Write out every entry exactly as given, but omit the pictures.

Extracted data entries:
-=-=-
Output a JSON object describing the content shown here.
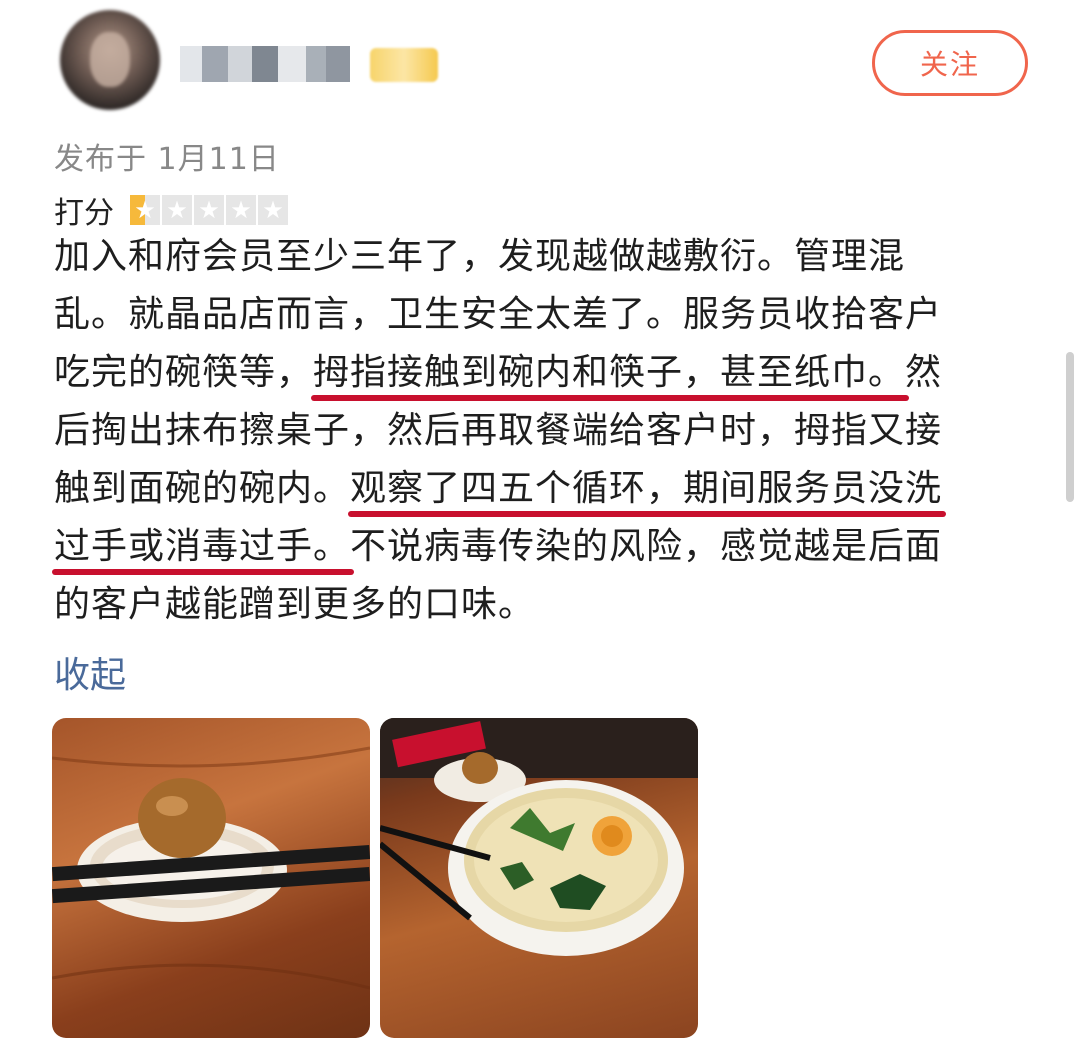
{
  "author": {
    "name_blurred": true
  },
  "follow_button": {
    "label": "关注"
  },
  "post_meta": {
    "published": "发布于 1月11日"
  },
  "rating": {
    "label": "打分",
    "stars_total": 5,
    "stars_value": 0.5,
    "star_color": "#f6b93b"
  },
  "review": {
    "lines": [
      [
        {
          "t": "加入和府会员至少三年了，发现越做越敷衍。管理混"
        }
      ],
      [
        {
          "t": "乱。就晶品店而言，卫生安全太差了。服务员收拾客户"
        }
      ],
      [
        {
          "t": "吃完的碗筷等，"
        },
        {
          "t": "拇指接触到碗内和筷子，甚至纸巾。",
          "u": true
        },
        {
          "t": "然"
        }
      ],
      [
        {
          "t": "后掏出抹布擦桌子，然后再取餐端给客户时，拇指又接"
        }
      ],
      [
        {
          "t": "触到面碗的碗内。"
        },
        {
          "t": "观察了四五个循环，期间服务员没洗",
          "u": true
        }
      ],
      [
        {
          "t": "过手或消毒过手。",
          "u": true
        },
        {
          "t": "不说病毒传染的风险，感觉越是后面"
        }
      ],
      [
        {
          "t": "的客户越能蹭到更多的口味。"
        }
      ]
    ],
    "underline_color": "#c8102e"
  },
  "collapse_link": {
    "label": "收起"
  },
  "photos": [
    {
      "alt": "soy egg on small dish with chopsticks"
    },
    {
      "alt": "ramen bowl with egg and greens"
    }
  ],
  "colors": {
    "accent": "#f0654c",
    "link": "#4a6a9a"
  }
}
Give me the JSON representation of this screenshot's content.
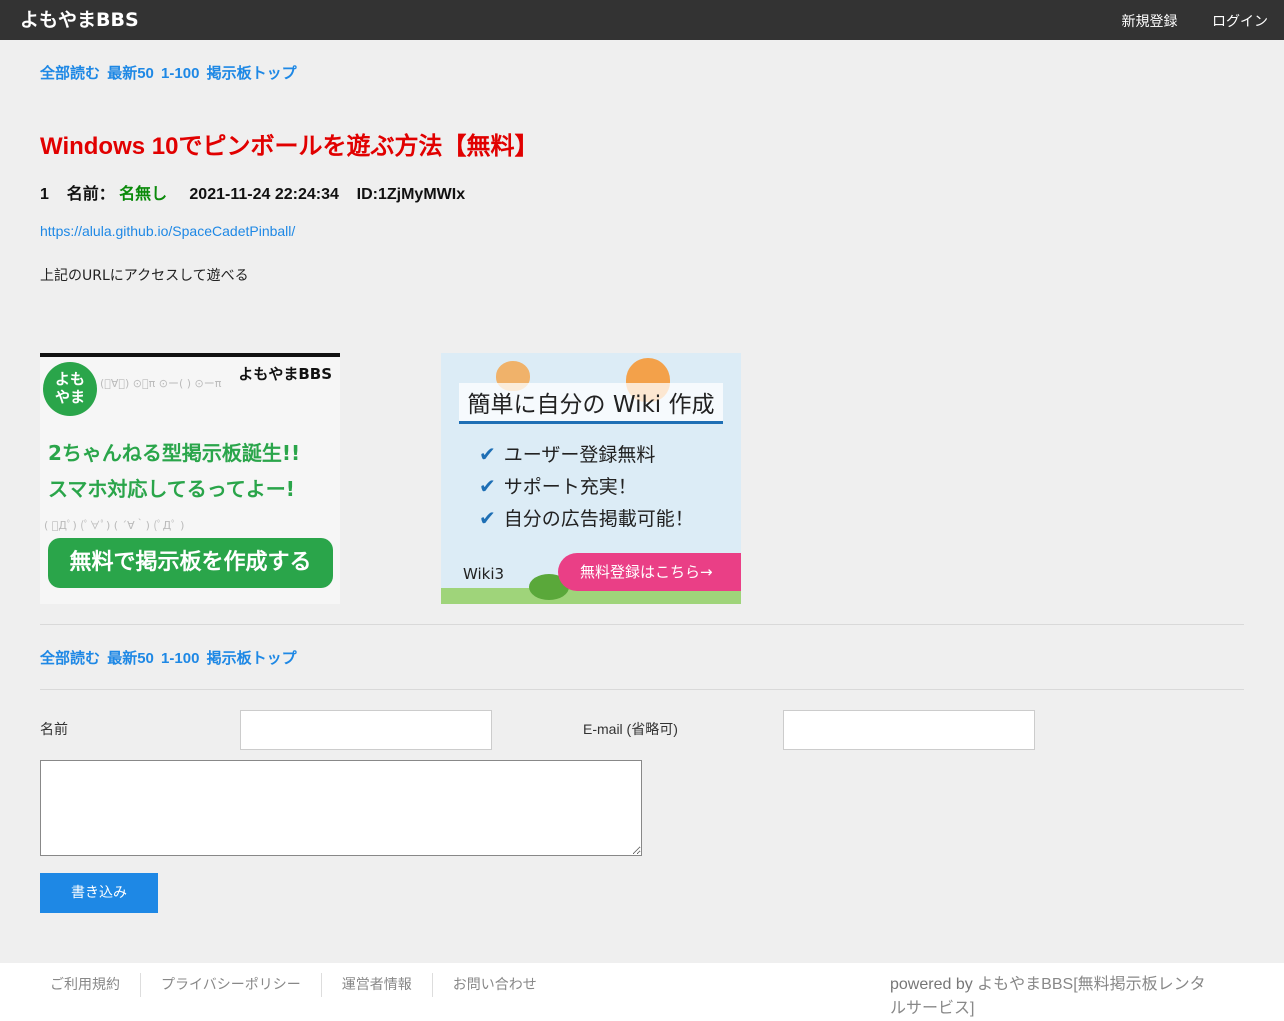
{
  "header": {
    "logo": "よもやまBBS",
    "register": "新規登録",
    "login": "ログイン"
  },
  "nav": {
    "read_all": "全部読む",
    "latest50": "最新50",
    "range": "1-100",
    "board_top": "掲示板トップ"
  },
  "thread": {
    "title": "Windows 10でピンボールを遊ぶ方法【無料】"
  },
  "post": {
    "number": "1",
    "name_label": "名前：",
    "name": "名無し",
    "date": "2021-11-24 22:24:34",
    "id": "ID:1ZjMyMWIx",
    "link": "https://alula.github.io/SpaceCadetPinball/",
    "body": "上記のURLにアクセスして遊べる"
  },
  "ads": {
    "yomoyama": {
      "circle": "よも\nやま",
      "brand": "よもやまBBS",
      "line1": "2ちゃんねる型掲示板誕生!!",
      "line2": "スマホ対応してるってよー!",
      "button": "無料で掲示板を作成する"
    },
    "wiki": {
      "title": "簡単に自分の Wiki 作成",
      "items": [
        "ユーザー登録無料",
        "サポート充実！",
        "自分の広告掲載可能！"
      ],
      "button": "無料登録はこちら→",
      "brand": "Wiki3"
    }
  },
  "form": {
    "name_label": "名前",
    "email_label": "E-mail (省略可)",
    "name_value": "",
    "email_value": "",
    "message_value": "",
    "submit": "書き込み"
  },
  "footer": {
    "links": [
      "ご利用規約",
      "プライバシーポリシー",
      "運営者情報",
      "お問い合わせ"
    ],
    "powered_prefix": "powered by ",
    "powered_link": "よもやまBBS[無料掲示板レンタルサービス]"
  }
}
-=-=-
**Result of the exercise**:
Output a JSON object describing the content shown here.
{
  "author": {
    "name_blurred": true
  },
  "follow_button": {
    "label": "关注"
  },
  "post_meta": {
    "published": "发布于 1月11日"
  },
  "rating": {
    "label": "打分",
    "stars_total": 5,
    "stars_value": 0.5,
    "star_color": "#f6b93b"
  },
  "review": {
    "lines": [
      [
        {
          "t": "加入和府会员至少三年了，发现越做越敷衍。管理混"
        }
      ],
      [
        {
          "t": "乱。就晶品店而言，卫生安全太差了。服务员收拾客户"
        }
      ],
      [
        {
          "t": "吃完的碗筷等，"
        },
        {
          "t": "拇指接触到碗内和筷子，甚至纸巾。",
          "u": true
        },
        {
          "t": "然"
        }
      ],
      [
        {
          "t": "后掏出抹布擦桌子，然后再取餐端给客户时，拇指又接"
        }
      ],
      [
        {
          "t": "触到面碗的碗内。"
        },
        {
          "t": "观察了四五个循环，期间服务员没洗",
          "u": true
        }
      ],
      [
        {
          "t": "过手或消毒过手。",
          "u": true
        },
        {
          "t": "不说病毒传染的风险，感觉越是后面"
        }
      ],
      [
        {
          "t": "的客户越能蹭到更多的口味。"
        }
      ]
    ],
    "underline_color": "#c8102e"
  },
  "collapse_link": {
    "label": "收起"
  },
  "photos": [
    {
      "alt": "soy egg on small dish with chopsticks"
    },
    {
      "alt": "ramen bowl with egg and greens"
    }
  ],
  "colors": {
    "accent": "#f0654c",
    "link": "#4a6a9a"
  }
}
Give me the JSON representation of this screenshot's content.
{
  "header": {
    "logo": "よもやまBBS",
    "register": "新規登録",
    "login": "ログイン"
  },
  "nav": {
    "read_all": "全部読む",
    "latest50": "最新50",
    "range": "1-100",
    "board_top": "掲示板トップ"
  },
  "thread": {
    "title": "Windows 10でピンボールを遊ぶ方法【無料】"
  },
  "post": {
    "number": "1",
    "name_label": "名前：",
    "name": "名無し",
    "date": "2021-11-24 22:24:34",
    "id": "ID:1ZjMyMWIx",
    "link": "https://alula.github.io/SpaceCadetPinball/",
    "body": "上記のURLにアクセスして遊べる"
  },
  "ads": {
    "yomoyama": {
      "circle": "よも\nやま",
      "brand": "よもやまBBS",
      "line1": "2ちゃんねる型掲示板誕生!!",
      "line2": "スマホ対応してるってよー!",
      "button": "無料で掲示板を作成する"
    },
    "wiki": {
      "title": "簡単に自分の Wiki 作成",
      "items": [
        "ユーザー登録無料",
        "サポート充実！",
        "自分の広告掲載可能！"
      ],
      "button": "無料登録はこちら→",
      "brand": "Wiki3"
    }
  },
  "form": {
    "name_label": "名前",
    "email_label": "E-mail (省略可)",
    "name_value": "",
    "email_value": "",
    "message_value": "",
    "submit": "書き込み"
  },
  "footer": {
    "links": [
      "ご利用規約",
      "プライバシーポリシー",
      "運営者情報",
      "お問い合わせ"
    ],
    "powered_prefix": "powered by ",
    "powered_link": "よもやまBBS[無料掲示板レンタルサービス]"
  }
}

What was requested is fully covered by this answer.